Figure collection entries
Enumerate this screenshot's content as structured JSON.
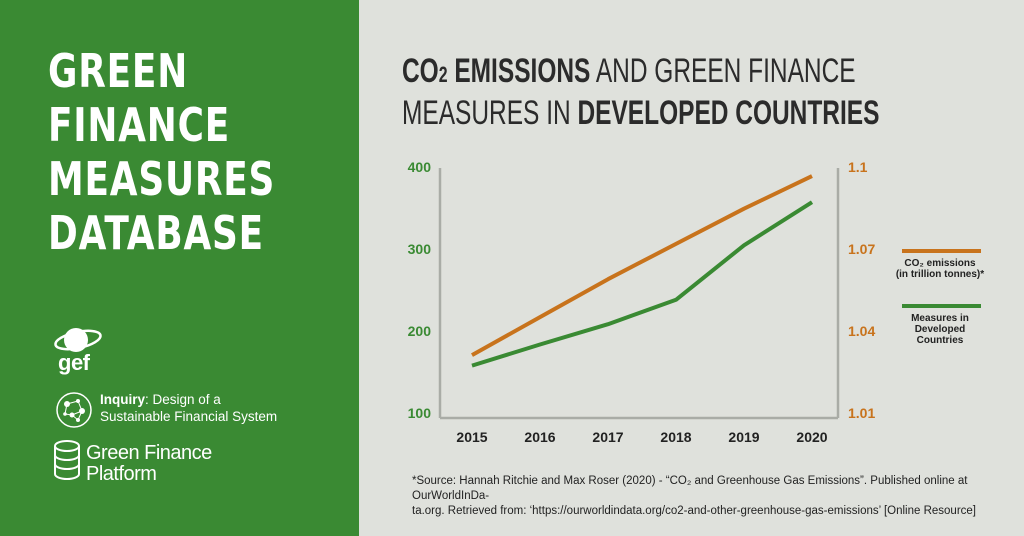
{
  "colors": {
    "green": "#3a8a33",
    "orange": "#c8731c",
    "panel": "#dfe1dc",
    "text": "#222222"
  },
  "sidebar": {
    "title_lines": [
      "GREEN",
      "FINANCE",
      "MEASURES",
      "DATABASE"
    ],
    "logos": {
      "gef": "gef",
      "inquiry_bold": "Inquiry",
      "inquiry_rest": ": Design of a",
      "inquiry_line2": "Sustainable Financial System",
      "gfp_line1": "Green Finance",
      "gfp_line2": "Platform"
    }
  },
  "header": {
    "line1_bold": "CO",
    "line1_sub": "2",
    "line1_bold2": " EMISSIONS",
    "line1_rest": " AND GREEN FINANCE",
    "line2_rest": "MEASURES IN ",
    "line2_bold": "DEVELOPED COUNTRIES"
  },
  "chart_data": {
    "type": "line",
    "x": [
      "2015",
      "2016",
      "2017",
      "2018",
      "2019",
      "2020"
    ],
    "y_left": {
      "ticks": [
        "400",
        "300",
        "200",
        "100"
      ],
      "ylim": [
        100,
        400
      ]
    },
    "y_right": {
      "ticks": [
        "1.1",
        "1.07",
        "1.04",
        "1.01"
      ],
      "ylim": [
        1.01,
        1.1
      ]
    },
    "series": [
      {
        "name": "CO₂ emissions (in trillion tonnes)*",
        "axis": "right",
        "color": "#c8731c",
        "values": [
          1.031,
          1.045,
          1.059,
          1.072,
          1.085,
          1.097
        ]
      },
      {
        "name": "Measures in Developed Countries",
        "axis": "left",
        "color": "#3a8a33",
        "values": [
          157,
          183,
          208,
          238,
          305,
          358
        ]
      }
    ],
    "legend": {
      "placement": "right",
      "co2_lines": [
        "CO₂ emissions",
        "(in trillion tonnes)*"
      ],
      "measures_lines": [
        "Measures in",
        "Developed",
        "Countries"
      ]
    },
    "grid": false
  },
  "source": {
    "line1": "*Source: Hannah Ritchie and Max Roser (2020) - “CO₂ and Greenhouse Gas Emissions”. Published online at OurWorldInDa-",
    "line2": "ta.org. Retrieved from: ‘https://ourworldindata.org/co2-and-other-greenhouse-gas-emissions’ [Online Resource]"
  }
}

WRITTEN EXERCISE: Copy every line of the records above that contains "tonnes".

TASK RESPONSE:
        "name": "CO₂ emissions (in trillion tonnes)*",
        "(in trillion tonnes)*"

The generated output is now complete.